Retype the records word for word, from the first line through the line that contains "bar-2012: [916, 763, 976, 1454]", including that line.
[Start Materials provided]
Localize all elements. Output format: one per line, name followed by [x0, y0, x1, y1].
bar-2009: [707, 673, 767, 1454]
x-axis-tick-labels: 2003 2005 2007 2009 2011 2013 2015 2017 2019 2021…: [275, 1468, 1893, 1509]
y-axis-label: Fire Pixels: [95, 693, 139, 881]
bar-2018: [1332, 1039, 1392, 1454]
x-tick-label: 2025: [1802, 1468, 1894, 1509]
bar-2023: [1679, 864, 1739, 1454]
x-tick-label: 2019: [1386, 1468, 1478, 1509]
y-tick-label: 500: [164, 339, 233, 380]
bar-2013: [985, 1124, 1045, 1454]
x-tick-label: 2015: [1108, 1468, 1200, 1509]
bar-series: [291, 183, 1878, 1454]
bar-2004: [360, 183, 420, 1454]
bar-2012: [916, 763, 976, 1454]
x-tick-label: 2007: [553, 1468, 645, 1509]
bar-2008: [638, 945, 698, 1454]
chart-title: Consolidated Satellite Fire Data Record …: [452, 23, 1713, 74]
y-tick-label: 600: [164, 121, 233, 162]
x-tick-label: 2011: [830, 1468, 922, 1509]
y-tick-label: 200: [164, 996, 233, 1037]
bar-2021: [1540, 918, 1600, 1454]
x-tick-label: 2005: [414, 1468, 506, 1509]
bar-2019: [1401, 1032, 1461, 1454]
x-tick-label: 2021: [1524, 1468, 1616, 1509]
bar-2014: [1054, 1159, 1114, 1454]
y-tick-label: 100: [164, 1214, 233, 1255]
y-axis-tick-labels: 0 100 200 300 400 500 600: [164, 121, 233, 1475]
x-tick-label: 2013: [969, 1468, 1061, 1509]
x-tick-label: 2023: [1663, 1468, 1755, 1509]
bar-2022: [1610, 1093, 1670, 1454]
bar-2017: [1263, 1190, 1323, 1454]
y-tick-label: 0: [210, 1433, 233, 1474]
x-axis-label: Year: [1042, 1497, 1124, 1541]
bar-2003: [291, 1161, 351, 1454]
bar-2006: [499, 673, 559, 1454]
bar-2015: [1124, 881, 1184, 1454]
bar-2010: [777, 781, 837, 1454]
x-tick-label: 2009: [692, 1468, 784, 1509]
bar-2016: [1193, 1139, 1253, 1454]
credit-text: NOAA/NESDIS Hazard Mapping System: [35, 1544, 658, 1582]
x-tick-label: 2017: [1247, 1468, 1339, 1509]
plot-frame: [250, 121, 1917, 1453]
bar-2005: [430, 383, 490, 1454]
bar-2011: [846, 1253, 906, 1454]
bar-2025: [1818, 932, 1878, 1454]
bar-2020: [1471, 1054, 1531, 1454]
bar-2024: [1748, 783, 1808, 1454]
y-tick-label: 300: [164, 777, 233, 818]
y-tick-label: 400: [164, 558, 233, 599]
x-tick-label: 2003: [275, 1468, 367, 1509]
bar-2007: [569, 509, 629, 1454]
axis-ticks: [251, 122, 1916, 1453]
[End Materials provided]
Solution for this task -
Localize all elements. Output format: one per line, name followed by [x0, y0, x1, y1].
bar-2009: [707, 673, 767, 1454]
x-axis-tick-labels: 2003 2005 2007 2009 2011 2013 2015 2017 2019 2021…: [275, 1468, 1893, 1509]
y-axis-label: Fire Pixels: [95, 693, 139, 881]
bar-2018: [1332, 1039, 1392, 1454]
x-tick-label: 2025: [1802, 1468, 1894, 1509]
bar-2023: [1679, 864, 1739, 1454]
x-tick-label: 2019: [1386, 1468, 1478, 1509]
y-tick-label: 500: [164, 339, 233, 380]
bar-2013: [985, 1124, 1045, 1454]
x-tick-label: 2015: [1108, 1468, 1200, 1509]
bar-series: [291, 183, 1878, 1454]
bar-2004: [360, 183, 420, 1454]
bar-2012: [916, 763, 976, 1454]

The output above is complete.